● **Written exercise**
Give every line from the entries that contains "waveform".

● **Provided information**
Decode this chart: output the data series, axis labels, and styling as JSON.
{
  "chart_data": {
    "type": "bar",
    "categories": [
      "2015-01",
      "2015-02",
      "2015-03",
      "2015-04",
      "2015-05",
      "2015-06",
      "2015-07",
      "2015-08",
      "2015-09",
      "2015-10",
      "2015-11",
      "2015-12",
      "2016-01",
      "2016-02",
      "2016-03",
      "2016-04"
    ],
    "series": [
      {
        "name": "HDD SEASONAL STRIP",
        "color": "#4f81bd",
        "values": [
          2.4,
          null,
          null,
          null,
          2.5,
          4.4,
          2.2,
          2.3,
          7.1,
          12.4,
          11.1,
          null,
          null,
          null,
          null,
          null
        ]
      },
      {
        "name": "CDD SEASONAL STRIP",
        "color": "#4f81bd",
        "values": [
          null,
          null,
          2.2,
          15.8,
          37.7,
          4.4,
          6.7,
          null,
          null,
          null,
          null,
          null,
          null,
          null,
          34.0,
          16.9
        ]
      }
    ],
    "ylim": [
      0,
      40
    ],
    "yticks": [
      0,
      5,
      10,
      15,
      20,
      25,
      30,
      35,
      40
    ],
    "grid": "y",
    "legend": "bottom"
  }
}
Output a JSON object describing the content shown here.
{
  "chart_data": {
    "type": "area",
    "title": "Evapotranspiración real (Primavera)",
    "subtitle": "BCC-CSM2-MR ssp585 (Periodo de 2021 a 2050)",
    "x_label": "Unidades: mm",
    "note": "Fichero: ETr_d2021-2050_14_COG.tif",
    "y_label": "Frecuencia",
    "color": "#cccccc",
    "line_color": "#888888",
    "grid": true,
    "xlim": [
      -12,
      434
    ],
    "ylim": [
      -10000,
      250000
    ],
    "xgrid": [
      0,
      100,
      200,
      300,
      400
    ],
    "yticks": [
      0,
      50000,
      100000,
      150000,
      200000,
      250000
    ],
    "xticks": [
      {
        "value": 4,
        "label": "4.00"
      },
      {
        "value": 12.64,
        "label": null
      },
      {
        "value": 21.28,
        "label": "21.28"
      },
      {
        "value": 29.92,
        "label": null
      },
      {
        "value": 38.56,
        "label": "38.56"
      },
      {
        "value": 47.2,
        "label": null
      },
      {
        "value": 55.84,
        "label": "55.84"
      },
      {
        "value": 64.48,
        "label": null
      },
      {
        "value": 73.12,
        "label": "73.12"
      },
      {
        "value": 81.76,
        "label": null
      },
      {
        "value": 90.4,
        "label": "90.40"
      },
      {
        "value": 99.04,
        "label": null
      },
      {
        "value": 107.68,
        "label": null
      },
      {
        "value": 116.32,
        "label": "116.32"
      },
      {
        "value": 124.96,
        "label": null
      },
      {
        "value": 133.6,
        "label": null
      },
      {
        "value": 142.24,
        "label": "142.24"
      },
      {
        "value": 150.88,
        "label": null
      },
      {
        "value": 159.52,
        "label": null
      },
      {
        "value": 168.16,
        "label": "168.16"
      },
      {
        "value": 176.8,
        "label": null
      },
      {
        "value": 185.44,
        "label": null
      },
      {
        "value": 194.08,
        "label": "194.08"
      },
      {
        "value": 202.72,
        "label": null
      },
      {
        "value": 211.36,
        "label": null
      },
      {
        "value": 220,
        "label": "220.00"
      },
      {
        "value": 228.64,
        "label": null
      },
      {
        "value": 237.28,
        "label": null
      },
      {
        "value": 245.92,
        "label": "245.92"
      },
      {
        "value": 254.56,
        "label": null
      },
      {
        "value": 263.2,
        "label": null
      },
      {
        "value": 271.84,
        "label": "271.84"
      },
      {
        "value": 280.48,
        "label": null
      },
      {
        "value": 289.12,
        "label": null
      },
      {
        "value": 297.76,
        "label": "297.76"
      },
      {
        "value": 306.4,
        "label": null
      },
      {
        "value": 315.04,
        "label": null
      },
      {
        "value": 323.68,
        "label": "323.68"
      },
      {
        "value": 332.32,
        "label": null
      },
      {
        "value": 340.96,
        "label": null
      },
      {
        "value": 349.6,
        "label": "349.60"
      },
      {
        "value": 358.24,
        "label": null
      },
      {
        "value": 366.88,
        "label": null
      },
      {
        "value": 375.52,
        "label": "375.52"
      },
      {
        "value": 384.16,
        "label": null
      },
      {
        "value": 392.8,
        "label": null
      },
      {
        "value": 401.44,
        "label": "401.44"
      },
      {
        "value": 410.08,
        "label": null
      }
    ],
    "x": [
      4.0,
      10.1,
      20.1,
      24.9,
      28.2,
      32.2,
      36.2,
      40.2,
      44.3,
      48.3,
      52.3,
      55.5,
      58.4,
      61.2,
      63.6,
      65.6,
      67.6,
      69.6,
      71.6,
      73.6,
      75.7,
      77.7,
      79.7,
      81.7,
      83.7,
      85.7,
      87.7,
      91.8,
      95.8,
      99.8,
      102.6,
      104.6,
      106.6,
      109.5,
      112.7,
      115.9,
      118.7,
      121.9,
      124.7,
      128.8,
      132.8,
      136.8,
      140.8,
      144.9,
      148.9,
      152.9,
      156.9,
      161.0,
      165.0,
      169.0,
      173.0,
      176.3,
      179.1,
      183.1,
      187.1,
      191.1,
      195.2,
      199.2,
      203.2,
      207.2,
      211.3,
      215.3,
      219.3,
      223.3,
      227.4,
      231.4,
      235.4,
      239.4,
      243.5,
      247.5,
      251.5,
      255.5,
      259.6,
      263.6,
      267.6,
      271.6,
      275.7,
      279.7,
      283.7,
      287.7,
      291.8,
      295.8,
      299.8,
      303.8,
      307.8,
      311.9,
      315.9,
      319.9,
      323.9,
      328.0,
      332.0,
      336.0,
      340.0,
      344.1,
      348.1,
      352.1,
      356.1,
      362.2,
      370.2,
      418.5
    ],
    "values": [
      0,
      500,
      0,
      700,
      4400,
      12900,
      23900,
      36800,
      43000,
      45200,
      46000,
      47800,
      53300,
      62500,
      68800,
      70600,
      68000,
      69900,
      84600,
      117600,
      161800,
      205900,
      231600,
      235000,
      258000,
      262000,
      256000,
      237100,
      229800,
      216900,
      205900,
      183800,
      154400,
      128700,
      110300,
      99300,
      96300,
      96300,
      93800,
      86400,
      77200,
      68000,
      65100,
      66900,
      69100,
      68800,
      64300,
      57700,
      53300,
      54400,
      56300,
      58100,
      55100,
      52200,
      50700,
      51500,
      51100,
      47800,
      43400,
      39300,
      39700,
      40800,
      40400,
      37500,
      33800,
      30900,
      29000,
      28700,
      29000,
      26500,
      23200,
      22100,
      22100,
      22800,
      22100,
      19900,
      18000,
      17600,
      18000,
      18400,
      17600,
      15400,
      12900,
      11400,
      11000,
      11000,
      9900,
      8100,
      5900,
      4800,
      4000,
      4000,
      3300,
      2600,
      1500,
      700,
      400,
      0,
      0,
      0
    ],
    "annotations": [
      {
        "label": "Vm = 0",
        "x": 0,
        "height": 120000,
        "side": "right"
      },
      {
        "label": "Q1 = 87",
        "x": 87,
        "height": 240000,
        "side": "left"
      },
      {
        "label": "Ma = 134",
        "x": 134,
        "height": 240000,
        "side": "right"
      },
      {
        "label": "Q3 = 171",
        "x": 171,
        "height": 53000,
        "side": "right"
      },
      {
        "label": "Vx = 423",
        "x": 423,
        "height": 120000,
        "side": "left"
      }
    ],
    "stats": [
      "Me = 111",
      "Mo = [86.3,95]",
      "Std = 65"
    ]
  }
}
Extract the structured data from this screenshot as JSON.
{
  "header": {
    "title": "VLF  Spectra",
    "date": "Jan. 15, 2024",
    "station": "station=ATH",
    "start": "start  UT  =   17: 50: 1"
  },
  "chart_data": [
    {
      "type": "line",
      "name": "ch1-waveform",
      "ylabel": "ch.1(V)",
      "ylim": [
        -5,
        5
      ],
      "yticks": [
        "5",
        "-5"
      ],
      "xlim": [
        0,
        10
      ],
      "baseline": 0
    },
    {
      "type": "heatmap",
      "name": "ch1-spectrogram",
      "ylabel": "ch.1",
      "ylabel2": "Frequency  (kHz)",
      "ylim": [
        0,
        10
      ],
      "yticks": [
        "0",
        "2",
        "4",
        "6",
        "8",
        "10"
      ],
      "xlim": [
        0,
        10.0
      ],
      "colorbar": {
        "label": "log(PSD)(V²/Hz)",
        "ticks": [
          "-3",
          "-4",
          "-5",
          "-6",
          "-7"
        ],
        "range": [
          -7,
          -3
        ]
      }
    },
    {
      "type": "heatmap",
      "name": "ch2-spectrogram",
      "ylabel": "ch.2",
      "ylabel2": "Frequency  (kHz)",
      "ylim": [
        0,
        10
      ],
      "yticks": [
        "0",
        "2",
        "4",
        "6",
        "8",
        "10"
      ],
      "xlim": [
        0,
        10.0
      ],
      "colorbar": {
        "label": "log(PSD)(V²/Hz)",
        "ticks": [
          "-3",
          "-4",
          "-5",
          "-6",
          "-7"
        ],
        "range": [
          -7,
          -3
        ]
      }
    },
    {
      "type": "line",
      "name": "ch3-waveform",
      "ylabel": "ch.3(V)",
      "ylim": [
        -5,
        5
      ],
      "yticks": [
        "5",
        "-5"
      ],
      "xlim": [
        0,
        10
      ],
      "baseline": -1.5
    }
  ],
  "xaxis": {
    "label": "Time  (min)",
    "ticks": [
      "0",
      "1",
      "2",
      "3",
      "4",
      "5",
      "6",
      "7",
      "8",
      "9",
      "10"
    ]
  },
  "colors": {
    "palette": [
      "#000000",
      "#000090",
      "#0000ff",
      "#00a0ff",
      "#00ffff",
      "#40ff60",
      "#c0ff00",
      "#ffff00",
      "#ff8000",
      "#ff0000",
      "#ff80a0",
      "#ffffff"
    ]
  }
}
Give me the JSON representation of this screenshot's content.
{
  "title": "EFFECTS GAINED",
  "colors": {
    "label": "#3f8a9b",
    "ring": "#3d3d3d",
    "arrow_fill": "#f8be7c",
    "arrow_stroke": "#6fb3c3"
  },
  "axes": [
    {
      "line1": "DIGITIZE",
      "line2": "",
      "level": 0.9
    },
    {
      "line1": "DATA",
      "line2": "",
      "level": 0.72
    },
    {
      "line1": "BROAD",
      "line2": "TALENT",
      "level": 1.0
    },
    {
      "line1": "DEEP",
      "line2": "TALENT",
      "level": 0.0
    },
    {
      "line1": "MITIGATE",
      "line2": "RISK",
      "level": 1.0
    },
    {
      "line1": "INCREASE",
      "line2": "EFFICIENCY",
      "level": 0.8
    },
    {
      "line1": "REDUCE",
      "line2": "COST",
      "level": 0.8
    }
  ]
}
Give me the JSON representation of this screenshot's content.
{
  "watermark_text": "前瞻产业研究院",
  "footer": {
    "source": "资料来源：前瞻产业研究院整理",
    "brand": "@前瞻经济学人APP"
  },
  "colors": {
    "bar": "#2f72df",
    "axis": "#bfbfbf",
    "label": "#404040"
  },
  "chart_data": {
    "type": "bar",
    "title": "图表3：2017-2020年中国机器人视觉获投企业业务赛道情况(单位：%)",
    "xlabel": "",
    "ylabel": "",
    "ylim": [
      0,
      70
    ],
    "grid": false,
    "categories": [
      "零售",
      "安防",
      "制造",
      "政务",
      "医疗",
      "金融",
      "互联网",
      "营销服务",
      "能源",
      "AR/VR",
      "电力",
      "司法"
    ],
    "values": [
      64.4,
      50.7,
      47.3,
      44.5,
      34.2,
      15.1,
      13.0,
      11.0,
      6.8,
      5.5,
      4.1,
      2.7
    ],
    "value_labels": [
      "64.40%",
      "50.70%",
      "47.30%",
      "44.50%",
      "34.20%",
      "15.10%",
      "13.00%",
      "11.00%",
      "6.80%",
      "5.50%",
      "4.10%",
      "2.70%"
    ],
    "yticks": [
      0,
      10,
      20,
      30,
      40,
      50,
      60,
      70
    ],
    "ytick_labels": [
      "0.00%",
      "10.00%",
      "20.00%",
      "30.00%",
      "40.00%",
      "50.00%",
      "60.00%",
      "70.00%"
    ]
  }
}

● **Worked solution**
      "name": "ch1-waveform",
      "name": "ch3-waveform",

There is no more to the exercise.